▶ [Information given]
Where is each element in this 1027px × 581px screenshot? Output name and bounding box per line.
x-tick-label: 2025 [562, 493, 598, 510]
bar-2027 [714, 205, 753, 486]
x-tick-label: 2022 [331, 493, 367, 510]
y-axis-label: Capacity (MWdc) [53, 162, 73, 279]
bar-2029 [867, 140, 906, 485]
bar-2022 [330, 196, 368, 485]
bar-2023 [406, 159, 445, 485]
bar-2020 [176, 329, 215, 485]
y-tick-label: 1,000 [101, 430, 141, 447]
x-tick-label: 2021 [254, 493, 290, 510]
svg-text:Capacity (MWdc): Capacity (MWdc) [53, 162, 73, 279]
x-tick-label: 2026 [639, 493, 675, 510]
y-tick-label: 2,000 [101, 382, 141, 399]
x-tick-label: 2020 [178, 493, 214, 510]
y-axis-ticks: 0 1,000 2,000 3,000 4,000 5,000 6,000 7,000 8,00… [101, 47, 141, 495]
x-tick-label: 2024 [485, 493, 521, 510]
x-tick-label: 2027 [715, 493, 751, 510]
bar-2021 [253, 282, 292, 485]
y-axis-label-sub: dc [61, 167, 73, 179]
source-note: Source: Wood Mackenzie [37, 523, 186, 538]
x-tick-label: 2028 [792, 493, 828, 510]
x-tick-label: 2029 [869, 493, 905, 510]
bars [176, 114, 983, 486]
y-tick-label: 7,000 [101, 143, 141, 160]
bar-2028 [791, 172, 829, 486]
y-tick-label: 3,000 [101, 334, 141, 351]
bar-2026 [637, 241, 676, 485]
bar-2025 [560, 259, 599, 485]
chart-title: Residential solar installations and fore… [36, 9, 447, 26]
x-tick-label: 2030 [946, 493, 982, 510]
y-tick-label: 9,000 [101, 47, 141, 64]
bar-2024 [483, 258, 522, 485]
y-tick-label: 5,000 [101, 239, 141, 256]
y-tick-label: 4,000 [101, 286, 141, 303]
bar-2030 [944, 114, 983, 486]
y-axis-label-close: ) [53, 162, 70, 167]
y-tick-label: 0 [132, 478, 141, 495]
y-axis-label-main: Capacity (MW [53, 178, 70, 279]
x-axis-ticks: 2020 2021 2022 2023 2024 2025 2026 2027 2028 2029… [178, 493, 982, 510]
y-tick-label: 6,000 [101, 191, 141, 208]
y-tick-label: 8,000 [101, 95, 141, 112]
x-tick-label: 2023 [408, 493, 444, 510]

▶ [Task directions] Reproduce every one of the records above word for word, keeping each line and its numbers unchanged.

▶ [Written solution]
Where is each element in this 1027px × 581px screenshot? Output name and bounding box per line.
x-tick-label: 2025 [562, 493, 598, 510]
bar-2027 [714, 205, 753, 486]
x-tick-label: 2022 [331, 493, 367, 510]
y-axis-label: Capacity (MWdc) [53, 162, 73, 279]
bar-2029 [867, 140, 906, 485]
bar-2022 [330, 196, 368, 485]
bar-2023 [406, 159, 445, 485]
bar-2020 [176, 329, 215, 485]
y-tick-label: 1,000 [101, 430, 141, 447]
x-tick-label: 2021 [254, 493, 290, 510]
svg-text:Capacity (MWdc): Capacity (MWdc) [53, 162, 73, 279]
x-tick-label: 2026 [639, 493, 675, 510]
y-tick-label: 2,000 [101, 382, 141, 399]
x-tick-label: 2020 [178, 493, 214, 510]
y-axis-ticks: 0 1,000 2,000 3,000 4,000 5,000 6,000 7,000 8,00… [101, 47, 141, 495]
x-tick-label: 2024 [485, 493, 521, 510]
x-tick-label: 2027 [715, 493, 751, 510]
bar-2021 [253, 282, 292, 485]
y-axis-label-sub: dc [61, 167, 73, 179]
source-note: Source: Wood Mackenzie [37, 523, 186, 538]
x-tick-label: 2028 [792, 493, 828, 510]
x-tick-label: 2029 [869, 493, 905, 510]
bars [176, 114, 983, 486]
y-tick-label: 7,000 [101, 143, 141, 160]
bar-2028 [791, 172, 829, 486]
y-tick-label: 3,000 [101, 334, 141, 351]
bar-2026 [637, 241, 676, 485]
bar-2025 [560, 259, 599, 485]
chart-title: Residential solar installations and fore… [36, 9, 447, 26]
x-tick-label: 2030 [946, 493, 982, 510]
y-tick-label: 9,000 [101, 47, 141, 64]
bar-2024 [483, 258, 522, 485]
y-tick-label: 5,000 [101, 239, 141, 256]
y-tick-label: 4,000 [101, 286, 141, 303]
bar-2030 [944, 114, 983, 486]
y-axis-label-close: ) [53, 162, 70, 167]
y-tick-label: 0 [132, 478, 141, 495]
y-axis-label-main: Capacity (MW [53, 178, 70, 279]
x-axis-ticks: 2020 2021 2022 2023 2024 2025 2026 2027 2028 2029… [178, 493, 982, 510]
y-tick-label: 6,000 [101, 191, 141, 208]
y-tick-label: 8,000 [101, 95, 141, 112]
x-tick-label: 2023 [408, 493, 444, 510]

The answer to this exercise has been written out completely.